══ RECORD EXCERPTS

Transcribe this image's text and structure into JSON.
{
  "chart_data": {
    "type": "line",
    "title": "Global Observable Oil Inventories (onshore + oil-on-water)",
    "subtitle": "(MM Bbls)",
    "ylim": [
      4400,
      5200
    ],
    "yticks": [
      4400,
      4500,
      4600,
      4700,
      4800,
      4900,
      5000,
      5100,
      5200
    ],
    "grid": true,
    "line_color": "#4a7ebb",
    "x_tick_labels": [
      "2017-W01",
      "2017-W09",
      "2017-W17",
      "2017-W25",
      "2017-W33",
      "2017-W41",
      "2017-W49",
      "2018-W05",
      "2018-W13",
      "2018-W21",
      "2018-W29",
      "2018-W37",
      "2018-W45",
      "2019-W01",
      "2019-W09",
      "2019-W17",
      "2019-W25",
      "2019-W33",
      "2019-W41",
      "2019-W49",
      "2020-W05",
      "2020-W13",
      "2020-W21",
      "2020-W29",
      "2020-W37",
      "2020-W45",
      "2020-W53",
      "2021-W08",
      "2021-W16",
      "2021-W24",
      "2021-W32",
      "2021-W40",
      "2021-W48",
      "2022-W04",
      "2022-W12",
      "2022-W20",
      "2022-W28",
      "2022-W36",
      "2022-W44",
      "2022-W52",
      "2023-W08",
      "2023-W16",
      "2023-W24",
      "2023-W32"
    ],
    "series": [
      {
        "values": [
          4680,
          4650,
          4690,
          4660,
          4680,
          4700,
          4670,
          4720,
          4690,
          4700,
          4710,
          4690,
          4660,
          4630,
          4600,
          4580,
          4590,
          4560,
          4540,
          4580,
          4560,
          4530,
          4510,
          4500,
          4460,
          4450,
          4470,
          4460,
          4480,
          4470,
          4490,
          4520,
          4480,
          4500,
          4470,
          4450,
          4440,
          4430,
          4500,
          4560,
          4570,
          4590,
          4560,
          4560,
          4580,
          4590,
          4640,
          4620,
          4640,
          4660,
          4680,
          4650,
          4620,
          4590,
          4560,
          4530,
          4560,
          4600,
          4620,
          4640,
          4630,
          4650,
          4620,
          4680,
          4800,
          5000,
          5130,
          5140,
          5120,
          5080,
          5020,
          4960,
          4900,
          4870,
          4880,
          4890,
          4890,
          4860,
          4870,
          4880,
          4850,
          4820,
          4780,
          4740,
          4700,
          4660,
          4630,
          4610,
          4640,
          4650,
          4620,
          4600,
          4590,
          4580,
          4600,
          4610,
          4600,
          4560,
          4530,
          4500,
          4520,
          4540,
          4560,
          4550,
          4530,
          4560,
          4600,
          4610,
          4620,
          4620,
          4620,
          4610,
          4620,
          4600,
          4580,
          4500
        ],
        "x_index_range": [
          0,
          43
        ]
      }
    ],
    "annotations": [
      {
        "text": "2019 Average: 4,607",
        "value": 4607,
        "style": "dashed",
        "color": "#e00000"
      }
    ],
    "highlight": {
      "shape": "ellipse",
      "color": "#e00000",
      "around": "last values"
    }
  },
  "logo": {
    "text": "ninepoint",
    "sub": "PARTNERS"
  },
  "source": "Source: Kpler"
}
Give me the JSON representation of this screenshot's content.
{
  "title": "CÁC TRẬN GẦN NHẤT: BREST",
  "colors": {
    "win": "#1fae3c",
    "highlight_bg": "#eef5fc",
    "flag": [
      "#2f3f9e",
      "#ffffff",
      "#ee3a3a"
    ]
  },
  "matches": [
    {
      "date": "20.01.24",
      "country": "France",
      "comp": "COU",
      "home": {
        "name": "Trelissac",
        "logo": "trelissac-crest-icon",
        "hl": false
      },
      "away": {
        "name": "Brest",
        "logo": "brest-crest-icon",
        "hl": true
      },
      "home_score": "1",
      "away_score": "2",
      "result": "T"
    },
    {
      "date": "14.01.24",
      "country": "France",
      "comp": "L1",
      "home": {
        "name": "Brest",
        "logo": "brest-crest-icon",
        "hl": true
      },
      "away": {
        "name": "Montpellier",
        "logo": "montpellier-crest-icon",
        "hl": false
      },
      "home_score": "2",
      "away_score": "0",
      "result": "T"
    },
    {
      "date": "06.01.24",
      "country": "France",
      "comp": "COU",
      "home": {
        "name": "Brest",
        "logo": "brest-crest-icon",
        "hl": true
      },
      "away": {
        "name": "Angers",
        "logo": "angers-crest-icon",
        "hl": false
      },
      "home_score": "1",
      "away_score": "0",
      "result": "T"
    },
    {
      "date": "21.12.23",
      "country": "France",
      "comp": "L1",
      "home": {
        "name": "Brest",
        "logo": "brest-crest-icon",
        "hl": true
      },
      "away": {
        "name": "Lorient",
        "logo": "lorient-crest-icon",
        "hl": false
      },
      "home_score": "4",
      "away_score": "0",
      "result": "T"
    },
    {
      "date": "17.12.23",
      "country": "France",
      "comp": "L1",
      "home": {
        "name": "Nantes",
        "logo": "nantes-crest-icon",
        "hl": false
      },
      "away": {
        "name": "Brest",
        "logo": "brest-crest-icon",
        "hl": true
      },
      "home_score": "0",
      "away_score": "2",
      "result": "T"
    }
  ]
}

════

Write out every entry verbatim.

- RESPONSE TO THIS TASK
Transcribe this image's text and structure into JSON.
{
  "chart_data": {
    "type": "line",
    "title": "Global Observable Oil Inventories (onshore + oil-on-water)",
    "subtitle": "(MM Bbls)",
    "ylim": [
      4400,
      5200
    ],
    "yticks": [
      4400,
      4500,
      4600,
      4700,
      4800,
      4900,
      5000,
      5100,
      5200
    ],
    "grid": true,
    "line_color": "#4a7ebb",
    "x_tick_labels": [
      "2017-W01",
      "2017-W09",
      "2017-W17",
      "2017-W25",
      "2017-W33",
      "2017-W41",
      "2017-W49",
      "2018-W05",
      "2018-W13",
      "2018-W21",
      "2018-W29",
      "2018-W37",
      "2018-W45",
      "2019-W01",
      "2019-W09",
      "2019-W17",
      "2019-W25",
      "2019-W33",
      "2019-W41",
      "2019-W49",
      "2020-W05",
      "2020-W13",
      "2020-W21",
      "2020-W29",
      "2020-W37",
      "2020-W45",
      "2020-W53",
      "2021-W08",
      "2021-W16",
      "2021-W24",
      "2021-W32",
      "2021-W40",
      "2021-W48",
      "2022-W04",
      "2022-W12",
      "2022-W20",
      "2022-W28",
      "2022-W36",
      "2022-W44",
      "2022-W52",
      "2023-W08",
      "2023-W16",
      "2023-W24",
      "2023-W32"
    ],
    "series": [
      {
        "values": [
          4680,
          4650,
          4690,
          4660,
          4680,
          4700,
          4670,
          4720,
          4690,
          4700,
          4710,
          4690,
          4660,
          4630,
          4600,
          4580,
          4590,
          4560,
          4540,
          4580,
          4560,
          4530,
          4510,
          4500,
          4460,
          4450,
          4470,
          4460,
          4480,
          4470,
          4490,
          4520,
          4480,
          4500,
          4470,
          4450,
          4440,
          4430,
          4500,
          4560,
          4570,
          4590,
          4560,
          4560,
          4580,
          4590,
          4640,
          4620,
          4640,
          4660,
          4680,
          4650,
          4620,
          4590,
          4560,
          4530,
          4560,
          4600,
          4620,
          4640,
          4630,
          4650,
          4620,
          4680,
          4800,
          5000,
          5130,
          5140,
          5120,
          5080,
          5020,
          4960,
          4900,
          4870,
          4880,
          4890,
          4890,
          4860,
          4870,
          4880,
          4850,
          4820,
          4780,
          4740,
          4700,
          4660,
          4630,
          4610,
          4640,
          4650,
          4620,
          4600,
          4590,
          4580,
          4600,
          4610,
          4600,
          4560,
          4530,
          4500,
          4520,
          4540,
          4560,
          4550,
          4530,
          4560,
          4600,
          4610,
          4620,
          4620,
          4620,
          4610,
          4620,
          4600,
          4580,
          4500
        ],
        "x_index_range": [
          0,
          43
        ]
      }
    ],
    "annotations": [
      {
        "text": "2019 Average: 4,607",
        "value": 4607,
        "style": "dashed",
        "color": "#e00000"
      }
    ],
    "highlight": {
      "shape": "ellipse",
      "color": "#e00000",
      "around": "last values"
    }
  },
  "logo": {
    "text": "ninepoint",
    "sub": "PARTNERS"
  },
  "source": "Source: Kpler"
}
Give me the JSON representation of this screenshot's content.
{
  "title": "CÁC TRẬN GẦN NHẤT: BREST",
  "colors": {
    "win": "#1fae3c",
    "highlight_bg": "#eef5fc",
    "flag": [
      "#2f3f9e",
      "#ffffff",
      "#ee3a3a"
    ]
  },
  "matches": [
    {
      "date": "20.01.24",
      "country": "France",
      "comp": "COU",
      "home": {
        "name": "Trelissac",
        "logo": "trelissac-crest-icon",
        "hl": false
      },
      "away": {
        "name": "Brest",
        "logo": "brest-crest-icon",
        "hl": true
      },
      "home_score": "1",
      "away_score": "2",
      "result": "T"
    },
    {
      "date": "14.01.24",
      "country": "France",
      "comp": "L1",
      "home": {
        "name": "Brest",
        "logo": "brest-crest-icon",
        "hl": true
      },
      "away": {
        "name": "Montpellier",
        "logo": "montpellier-crest-icon",
        "hl": false
      },
      "home_score": "2",
      "away_score": "0",
      "result": "T"
    },
    {
      "date": "06.01.24",
      "country": "France",
      "comp": "COU",
      "home": {
        "name": "Brest",
        "logo": "brest-crest-icon",
        "hl": true
      },
      "away": {
        "name": "Angers",
        "logo": "angers-crest-icon",
        "hl": false
      },
      "home_score": "1",
      "away_score": "0",
      "result": "T"
    },
    {
      "date": "21.12.23",
      "country": "France",
      "comp": "L1",
      "home": {
        "name": "Brest",
        "logo": "brest-crest-icon",
        "hl": true
      },
      "away": {
        "name": "Lorient",
        "logo": "lorient-crest-icon",
        "hl": false
      },
      "home_score": "4",
      "away_score": "0",
      "result": "T"
    },
    {
      "date": "17.12.23",
      "country": "France",
      "comp": "L1",
      "home": {
        "name": "Nantes",
        "logo": "nantes-crest-icon",
        "hl": false
      },
      "away": {
        "name": "Brest",
        "logo": "brest-crest-icon",
        "hl": true
      },
      "home_score": "0",
      "away_score": "2",
      "result": "T"
    }
  ]
}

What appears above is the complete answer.